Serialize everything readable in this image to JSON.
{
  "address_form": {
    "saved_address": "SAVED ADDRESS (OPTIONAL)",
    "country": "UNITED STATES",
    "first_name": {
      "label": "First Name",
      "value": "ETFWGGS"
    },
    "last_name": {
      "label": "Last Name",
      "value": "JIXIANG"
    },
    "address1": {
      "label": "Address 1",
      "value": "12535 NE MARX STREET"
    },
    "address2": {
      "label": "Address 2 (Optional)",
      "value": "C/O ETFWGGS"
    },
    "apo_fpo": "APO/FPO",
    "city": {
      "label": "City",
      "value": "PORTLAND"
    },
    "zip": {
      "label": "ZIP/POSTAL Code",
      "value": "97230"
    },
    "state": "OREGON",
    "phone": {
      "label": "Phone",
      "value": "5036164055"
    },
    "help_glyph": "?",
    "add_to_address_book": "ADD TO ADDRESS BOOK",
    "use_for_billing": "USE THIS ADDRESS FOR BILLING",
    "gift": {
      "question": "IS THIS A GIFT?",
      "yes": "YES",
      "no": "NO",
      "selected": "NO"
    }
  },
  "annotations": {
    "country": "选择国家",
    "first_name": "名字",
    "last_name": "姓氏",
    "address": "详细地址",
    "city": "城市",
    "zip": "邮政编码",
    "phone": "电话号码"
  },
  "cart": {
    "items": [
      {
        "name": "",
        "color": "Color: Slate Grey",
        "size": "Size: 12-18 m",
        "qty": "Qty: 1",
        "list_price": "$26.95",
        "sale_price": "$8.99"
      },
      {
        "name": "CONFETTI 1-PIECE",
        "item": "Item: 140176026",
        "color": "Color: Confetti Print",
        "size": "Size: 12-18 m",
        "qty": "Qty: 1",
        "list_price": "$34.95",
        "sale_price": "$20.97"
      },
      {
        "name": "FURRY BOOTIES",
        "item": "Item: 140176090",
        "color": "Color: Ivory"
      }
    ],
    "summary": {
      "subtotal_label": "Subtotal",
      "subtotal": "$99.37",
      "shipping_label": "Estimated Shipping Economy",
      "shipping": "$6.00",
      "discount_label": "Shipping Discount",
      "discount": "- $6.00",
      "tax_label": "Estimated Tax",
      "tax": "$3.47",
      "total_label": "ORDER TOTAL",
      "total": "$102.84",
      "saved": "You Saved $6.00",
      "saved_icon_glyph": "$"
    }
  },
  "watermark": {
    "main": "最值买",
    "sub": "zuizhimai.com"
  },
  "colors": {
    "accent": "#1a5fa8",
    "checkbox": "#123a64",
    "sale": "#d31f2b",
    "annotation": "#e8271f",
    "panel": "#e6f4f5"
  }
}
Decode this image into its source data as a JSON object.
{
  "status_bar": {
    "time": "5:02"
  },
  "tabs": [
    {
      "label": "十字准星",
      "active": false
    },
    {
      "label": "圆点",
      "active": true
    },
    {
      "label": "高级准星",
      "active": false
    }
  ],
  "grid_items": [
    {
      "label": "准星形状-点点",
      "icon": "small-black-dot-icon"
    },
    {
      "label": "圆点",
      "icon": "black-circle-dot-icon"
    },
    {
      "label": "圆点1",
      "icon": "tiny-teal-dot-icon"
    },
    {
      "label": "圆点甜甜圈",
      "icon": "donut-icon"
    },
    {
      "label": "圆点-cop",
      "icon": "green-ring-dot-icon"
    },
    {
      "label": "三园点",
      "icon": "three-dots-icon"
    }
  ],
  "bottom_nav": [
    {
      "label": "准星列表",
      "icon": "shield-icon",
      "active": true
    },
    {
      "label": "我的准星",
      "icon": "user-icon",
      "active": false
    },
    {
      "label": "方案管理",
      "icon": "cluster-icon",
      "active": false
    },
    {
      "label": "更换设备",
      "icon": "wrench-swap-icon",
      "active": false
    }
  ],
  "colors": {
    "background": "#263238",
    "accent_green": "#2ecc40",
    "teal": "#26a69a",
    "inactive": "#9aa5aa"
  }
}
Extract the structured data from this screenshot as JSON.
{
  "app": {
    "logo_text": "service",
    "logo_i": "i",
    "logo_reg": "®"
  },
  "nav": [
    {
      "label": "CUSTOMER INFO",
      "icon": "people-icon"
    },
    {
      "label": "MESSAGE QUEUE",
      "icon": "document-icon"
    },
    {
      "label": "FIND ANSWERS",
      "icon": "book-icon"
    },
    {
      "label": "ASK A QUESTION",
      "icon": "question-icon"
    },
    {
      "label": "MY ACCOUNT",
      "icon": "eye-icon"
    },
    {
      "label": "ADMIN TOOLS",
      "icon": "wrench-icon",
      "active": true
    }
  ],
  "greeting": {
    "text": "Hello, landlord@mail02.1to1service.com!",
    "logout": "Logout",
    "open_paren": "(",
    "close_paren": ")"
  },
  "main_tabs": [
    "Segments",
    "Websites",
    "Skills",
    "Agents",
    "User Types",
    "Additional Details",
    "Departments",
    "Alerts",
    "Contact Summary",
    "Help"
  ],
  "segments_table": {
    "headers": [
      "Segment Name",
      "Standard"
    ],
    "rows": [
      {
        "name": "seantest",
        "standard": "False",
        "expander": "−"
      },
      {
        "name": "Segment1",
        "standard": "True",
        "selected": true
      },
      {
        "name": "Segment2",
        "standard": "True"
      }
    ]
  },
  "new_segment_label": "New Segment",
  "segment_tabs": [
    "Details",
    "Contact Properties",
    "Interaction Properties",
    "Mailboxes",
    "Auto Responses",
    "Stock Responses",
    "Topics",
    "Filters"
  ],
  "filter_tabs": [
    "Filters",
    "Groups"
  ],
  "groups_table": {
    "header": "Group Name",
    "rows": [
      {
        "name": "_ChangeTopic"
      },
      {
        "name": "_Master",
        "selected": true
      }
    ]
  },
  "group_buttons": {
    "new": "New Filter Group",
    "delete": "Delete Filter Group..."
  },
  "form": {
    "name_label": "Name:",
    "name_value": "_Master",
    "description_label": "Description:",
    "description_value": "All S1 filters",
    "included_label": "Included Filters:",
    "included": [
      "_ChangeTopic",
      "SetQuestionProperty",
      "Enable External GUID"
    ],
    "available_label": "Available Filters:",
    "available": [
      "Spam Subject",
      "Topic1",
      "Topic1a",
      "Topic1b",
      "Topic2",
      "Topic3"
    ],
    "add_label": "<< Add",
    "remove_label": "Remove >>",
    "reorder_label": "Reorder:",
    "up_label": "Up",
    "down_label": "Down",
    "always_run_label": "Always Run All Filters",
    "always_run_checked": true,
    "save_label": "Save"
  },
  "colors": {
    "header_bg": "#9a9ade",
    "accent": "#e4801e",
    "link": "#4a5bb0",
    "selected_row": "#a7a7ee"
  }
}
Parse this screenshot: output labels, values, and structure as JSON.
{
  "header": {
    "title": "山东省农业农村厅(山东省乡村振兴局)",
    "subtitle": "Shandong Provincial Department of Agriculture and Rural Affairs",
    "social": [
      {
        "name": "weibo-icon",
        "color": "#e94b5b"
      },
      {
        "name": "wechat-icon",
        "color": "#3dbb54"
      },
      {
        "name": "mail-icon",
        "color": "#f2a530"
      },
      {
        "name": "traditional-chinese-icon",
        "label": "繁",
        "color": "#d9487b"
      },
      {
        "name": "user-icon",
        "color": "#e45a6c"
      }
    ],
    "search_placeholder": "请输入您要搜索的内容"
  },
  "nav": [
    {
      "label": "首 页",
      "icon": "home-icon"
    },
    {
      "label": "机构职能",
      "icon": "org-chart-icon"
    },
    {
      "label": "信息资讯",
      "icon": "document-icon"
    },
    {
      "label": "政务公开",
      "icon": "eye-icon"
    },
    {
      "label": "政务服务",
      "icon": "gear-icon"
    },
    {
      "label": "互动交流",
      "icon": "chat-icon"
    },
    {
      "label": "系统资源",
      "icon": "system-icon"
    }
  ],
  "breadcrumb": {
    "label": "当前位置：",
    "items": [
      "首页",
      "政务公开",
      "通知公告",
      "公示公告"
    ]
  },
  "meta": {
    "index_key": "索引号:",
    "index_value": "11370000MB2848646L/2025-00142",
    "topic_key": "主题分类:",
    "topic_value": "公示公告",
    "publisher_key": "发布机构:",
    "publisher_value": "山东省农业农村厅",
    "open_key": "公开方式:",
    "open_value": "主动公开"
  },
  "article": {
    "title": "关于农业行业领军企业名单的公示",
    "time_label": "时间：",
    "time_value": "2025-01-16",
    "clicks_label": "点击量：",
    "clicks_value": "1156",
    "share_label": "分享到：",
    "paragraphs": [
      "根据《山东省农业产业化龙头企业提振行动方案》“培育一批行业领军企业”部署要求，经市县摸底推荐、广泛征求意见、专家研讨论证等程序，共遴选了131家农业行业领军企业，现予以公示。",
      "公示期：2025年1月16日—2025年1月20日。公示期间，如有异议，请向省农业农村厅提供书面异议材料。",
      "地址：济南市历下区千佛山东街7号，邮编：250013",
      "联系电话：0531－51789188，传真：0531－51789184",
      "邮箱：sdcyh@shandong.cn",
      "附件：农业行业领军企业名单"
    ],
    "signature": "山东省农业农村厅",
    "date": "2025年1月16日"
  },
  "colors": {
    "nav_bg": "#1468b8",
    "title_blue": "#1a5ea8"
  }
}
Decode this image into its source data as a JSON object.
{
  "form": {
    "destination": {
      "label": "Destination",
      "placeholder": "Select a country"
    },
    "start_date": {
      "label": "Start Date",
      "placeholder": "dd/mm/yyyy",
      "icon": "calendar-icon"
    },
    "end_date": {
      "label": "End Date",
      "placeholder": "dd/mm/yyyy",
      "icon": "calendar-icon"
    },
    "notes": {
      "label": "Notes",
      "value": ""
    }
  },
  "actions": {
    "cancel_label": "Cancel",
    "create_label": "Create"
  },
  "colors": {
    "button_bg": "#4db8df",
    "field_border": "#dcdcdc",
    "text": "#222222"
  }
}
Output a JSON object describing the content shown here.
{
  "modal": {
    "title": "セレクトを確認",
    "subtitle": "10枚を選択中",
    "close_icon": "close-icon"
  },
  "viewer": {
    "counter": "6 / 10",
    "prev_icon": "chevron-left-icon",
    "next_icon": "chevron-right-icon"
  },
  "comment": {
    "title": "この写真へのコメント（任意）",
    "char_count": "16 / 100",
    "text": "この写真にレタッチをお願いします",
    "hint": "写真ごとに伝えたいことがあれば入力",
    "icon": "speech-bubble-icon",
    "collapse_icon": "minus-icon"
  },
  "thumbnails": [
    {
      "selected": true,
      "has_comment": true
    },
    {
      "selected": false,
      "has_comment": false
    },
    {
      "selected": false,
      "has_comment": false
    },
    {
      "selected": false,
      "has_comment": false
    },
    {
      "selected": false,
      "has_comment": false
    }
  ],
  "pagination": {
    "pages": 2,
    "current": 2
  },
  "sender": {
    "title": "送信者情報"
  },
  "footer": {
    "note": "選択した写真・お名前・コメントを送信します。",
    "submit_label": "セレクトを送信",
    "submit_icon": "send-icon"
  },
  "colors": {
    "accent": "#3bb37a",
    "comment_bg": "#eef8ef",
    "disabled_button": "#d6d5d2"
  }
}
------------------------------
The exercise: Report each line in the data that holds the word "山东省农业农村厅".

Response to the exercise:
    "title": "山东省农业农村厅(山东省乡村振兴局)",
    "publisher_value": "山东省农业农村厅",
    "signature": "山东省农业农村厅",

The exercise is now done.